What follows is a set of records, each of which is to be written out exactly.

--

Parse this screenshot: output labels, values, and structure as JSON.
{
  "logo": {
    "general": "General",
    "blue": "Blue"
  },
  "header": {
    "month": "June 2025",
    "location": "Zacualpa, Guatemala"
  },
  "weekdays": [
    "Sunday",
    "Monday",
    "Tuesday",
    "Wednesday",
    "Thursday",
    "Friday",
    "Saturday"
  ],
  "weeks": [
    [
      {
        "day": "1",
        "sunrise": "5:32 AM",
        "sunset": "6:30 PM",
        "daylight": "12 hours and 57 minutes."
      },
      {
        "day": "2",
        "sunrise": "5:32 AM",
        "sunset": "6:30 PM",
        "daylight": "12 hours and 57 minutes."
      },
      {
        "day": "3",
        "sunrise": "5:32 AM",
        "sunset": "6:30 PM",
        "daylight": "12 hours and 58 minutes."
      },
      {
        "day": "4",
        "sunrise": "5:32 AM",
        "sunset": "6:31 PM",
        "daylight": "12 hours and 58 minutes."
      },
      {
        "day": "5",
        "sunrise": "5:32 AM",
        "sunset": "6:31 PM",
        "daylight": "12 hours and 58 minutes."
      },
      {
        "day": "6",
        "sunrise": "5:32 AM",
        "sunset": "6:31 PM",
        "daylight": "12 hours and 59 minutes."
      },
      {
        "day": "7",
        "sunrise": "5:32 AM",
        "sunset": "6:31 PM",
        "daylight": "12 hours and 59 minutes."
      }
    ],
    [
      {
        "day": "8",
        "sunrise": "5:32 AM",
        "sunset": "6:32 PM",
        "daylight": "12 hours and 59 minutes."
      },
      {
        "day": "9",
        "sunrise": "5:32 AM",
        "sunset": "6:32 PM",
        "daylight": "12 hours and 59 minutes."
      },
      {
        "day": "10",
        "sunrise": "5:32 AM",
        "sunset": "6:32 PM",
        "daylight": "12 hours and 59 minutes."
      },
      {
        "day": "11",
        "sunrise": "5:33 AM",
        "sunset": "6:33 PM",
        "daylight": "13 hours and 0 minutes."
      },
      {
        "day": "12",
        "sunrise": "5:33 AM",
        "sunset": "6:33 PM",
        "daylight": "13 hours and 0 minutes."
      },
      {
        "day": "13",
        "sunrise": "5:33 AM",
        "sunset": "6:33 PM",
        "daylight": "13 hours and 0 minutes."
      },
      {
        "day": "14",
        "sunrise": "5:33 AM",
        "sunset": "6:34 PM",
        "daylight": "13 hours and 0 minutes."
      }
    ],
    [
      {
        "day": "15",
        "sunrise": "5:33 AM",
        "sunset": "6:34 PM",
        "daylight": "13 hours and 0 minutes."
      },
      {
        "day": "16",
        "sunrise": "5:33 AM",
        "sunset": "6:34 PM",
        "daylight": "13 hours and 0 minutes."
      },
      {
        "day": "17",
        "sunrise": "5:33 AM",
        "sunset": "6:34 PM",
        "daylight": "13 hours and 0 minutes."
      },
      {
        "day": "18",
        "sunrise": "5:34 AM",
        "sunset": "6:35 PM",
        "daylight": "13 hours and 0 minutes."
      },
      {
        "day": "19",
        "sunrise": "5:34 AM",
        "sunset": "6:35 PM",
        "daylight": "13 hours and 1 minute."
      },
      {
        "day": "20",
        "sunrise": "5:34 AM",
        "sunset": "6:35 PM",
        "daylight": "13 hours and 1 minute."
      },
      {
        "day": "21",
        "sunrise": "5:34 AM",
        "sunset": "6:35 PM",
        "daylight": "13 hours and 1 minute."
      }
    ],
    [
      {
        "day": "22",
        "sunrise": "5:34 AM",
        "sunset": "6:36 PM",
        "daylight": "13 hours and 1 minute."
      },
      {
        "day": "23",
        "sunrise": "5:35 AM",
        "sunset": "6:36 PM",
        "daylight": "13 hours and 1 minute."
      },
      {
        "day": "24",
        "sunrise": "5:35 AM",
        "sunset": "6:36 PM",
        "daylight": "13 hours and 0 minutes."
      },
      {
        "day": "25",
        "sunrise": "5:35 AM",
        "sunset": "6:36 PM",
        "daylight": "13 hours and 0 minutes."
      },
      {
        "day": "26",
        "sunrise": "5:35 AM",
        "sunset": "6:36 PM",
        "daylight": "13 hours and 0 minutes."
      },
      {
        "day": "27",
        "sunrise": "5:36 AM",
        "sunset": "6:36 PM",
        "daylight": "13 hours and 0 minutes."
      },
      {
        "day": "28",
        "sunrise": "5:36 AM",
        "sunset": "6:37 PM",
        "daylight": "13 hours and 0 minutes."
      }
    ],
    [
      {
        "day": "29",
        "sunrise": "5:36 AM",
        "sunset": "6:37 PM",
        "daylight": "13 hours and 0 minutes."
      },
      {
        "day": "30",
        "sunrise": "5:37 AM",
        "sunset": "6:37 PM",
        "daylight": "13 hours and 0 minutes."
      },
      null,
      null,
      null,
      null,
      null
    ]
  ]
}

--

ANSWER IN FULL ▸
Parse this screenshot: output labels, values, and structure as JSON.
{
  "logo": {
    "general": "General",
    "blue": "Blue"
  },
  "header": {
    "month": "June 2025",
    "location": "Zacualpa, Guatemala"
  },
  "weekdays": [
    "Sunday",
    "Monday",
    "Tuesday",
    "Wednesday",
    "Thursday",
    "Friday",
    "Saturday"
  ],
  "weeks": [
    [
      {
        "day": "1",
        "sunrise": "5:32 AM",
        "sunset": "6:30 PM",
        "daylight": "12 hours and 57 minutes."
      },
      {
        "day": "2",
        "sunrise": "5:32 AM",
        "sunset": "6:30 PM",
        "daylight": "12 hours and 57 minutes."
      },
      {
        "day": "3",
        "sunrise": "5:32 AM",
        "sunset": "6:30 PM",
        "daylight": "12 hours and 58 minutes."
      },
      {
        "day": "4",
        "sunrise": "5:32 AM",
        "sunset": "6:31 PM",
        "daylight": "12 hours and 58 minutes."
      },
      {
        "day": "5",
        "sunrise": "5:32 AM",
        "sunset": "6:31 PM",
        "daylight": "12 hours and 58 minutes."
      },
      {
        "day": "6",
        "sunrise": "5:32 AM",
        "sunset": "6:31 PM",
        "daylight": "12 hours and 59 minutes."
      },
      {
        "day": "7",
        "sunrise": "5:32 AM",
        "sunset": "6:31 PM",
        "daylight": "12 hours and 59 minutes."
      }
    ],
    [
      {
        "day": "8",
        "sunrise": "5:32 AM",
        "sunset": "6:32 PM",
        "daylight": "12 hours and 59 minutes."
      },
      {
        "day": "9",
        "sunrise": "5:32 AM",
        "sunset": "6:32 PM",
        "daylight": "12 hours and 59 minutes."
      },
      {
        "day": "10",
        "sunrise": "5:32 AM",
        "sunset": "6:32 PM",
        "daylight": "12 hours and 59 minutes."
      },
      {
        "day": "11",
        "sunrise": "5:33 AM",
        "sunset": "6:33 PM",
        "daylight": "13 hours and 0 minutes."
      },
      {
        "day": "12",
        "sunrise": "5:33 AM",
        "sunset": "6:33 PM",
        "daylight": "13 hours and 0 minutes."
      },
      {
        "day": "13",
        "sunrise": "5:33 AM",
        "sunset": "6:33 PM",
        "daylight": "13 hours and 0 minutes."
      },
      {
        "day": "14",
        "sunrise": "5:33 AM",
        "sunset": "6:34 PM",
        "daylight": "13 hours and 0 minutes."
      }
    ],
    [
      {
        "day": "15",
        "sunrise": "5:33 AM",
        "sunset": "6:34 PM",
        "daylight": "13 hours and 0 minutes."
      },
      {
        "day": "16",
        "sunrise": "5:33 AM",
        "sunset": "6:34 PM",
        "daylight": "13 hours and 0 minutes."
      },
      {
        "day": "17",
        "sunrise": "5:33 AM",
        "sunset": "6:34 PM",
        "daylight": "13 hours and 0 minutes."
      },
      {
        "day": "18",
        "sunrise": "5:34 AM",
        "sunset": "6:35 PM",
        "daylight": "13 hours and 0 minutes."
      },
      {
        "day": "19",
        "sunrise": "5:34 AM",
        "sunset": "6:35 PM",
        "daylight": "13 hours and 1 minute."
      },
      {
        "day": "20",
        "sunrise": "5:34 AM",
        "sunset": "6:35 PM",
        "daylight": "13 hours and 1 minute."
      },
      {
        "day": "21",
        "sunrise": "5:34 AM",
        "sunset": "6:35 PM",
        "daylight": "13 hours and 1 minute."
      }
    ],
    [
      {
        "day": "22",
        "sunrise": "5:34 AM",
        "sunset": "6:36 PM",
        "daylight": "13 hours and 1 minute."
      },
      {
        "day": "23",
        "sunrise": "5:35 AM",
        "sunset": "6:36 PM",
        "daylight": "13 hours and 1 minute."
      },
      {
        "day": "24",
        "sunrise": "5:35 AM",
        "sunset": "6:36 PM",
        "daylight": "13 hours and 0 minutes."
      },
      {
        "day": "25",
        "sunrise": "5:35 AM",
        "sunset": "6:36 PM",
        "daylight": "13 hours and 0 minutes."
      },
      {
        "day": "26",
        "sunrise": "5:35 AM",
        "sunset": "6:36 PM",
        "daylight": "13 hours and 0 minutes."
      },
      {
        "day": "27",
        "sunrise": "5:36 AM",
        "sunset": "6:36 PM",
        "daylight": "13 hours and 0 minutes."
      },
      {
        "day": "28",
        "sunrise": "5:36 AM",
        "sunset": "6:37 PM",
        "daylight": "13 hours and 0 minutes."
      }
    ],
    [
      {
        "day": "29",
        "sunrise": "5:36 AM",
        "sunset": "6:37 PM",
        "daylight": "13 hours and 0 minutes."
      },
      {
        "day": "30",
        "sunrise": "5:37 AM",
        "sunset": "6:37 PM",
        "daylight": "13 hours and 0 minutes."
      },
      null,
      null,
      null,
      null,
      null
    ]
  ]
}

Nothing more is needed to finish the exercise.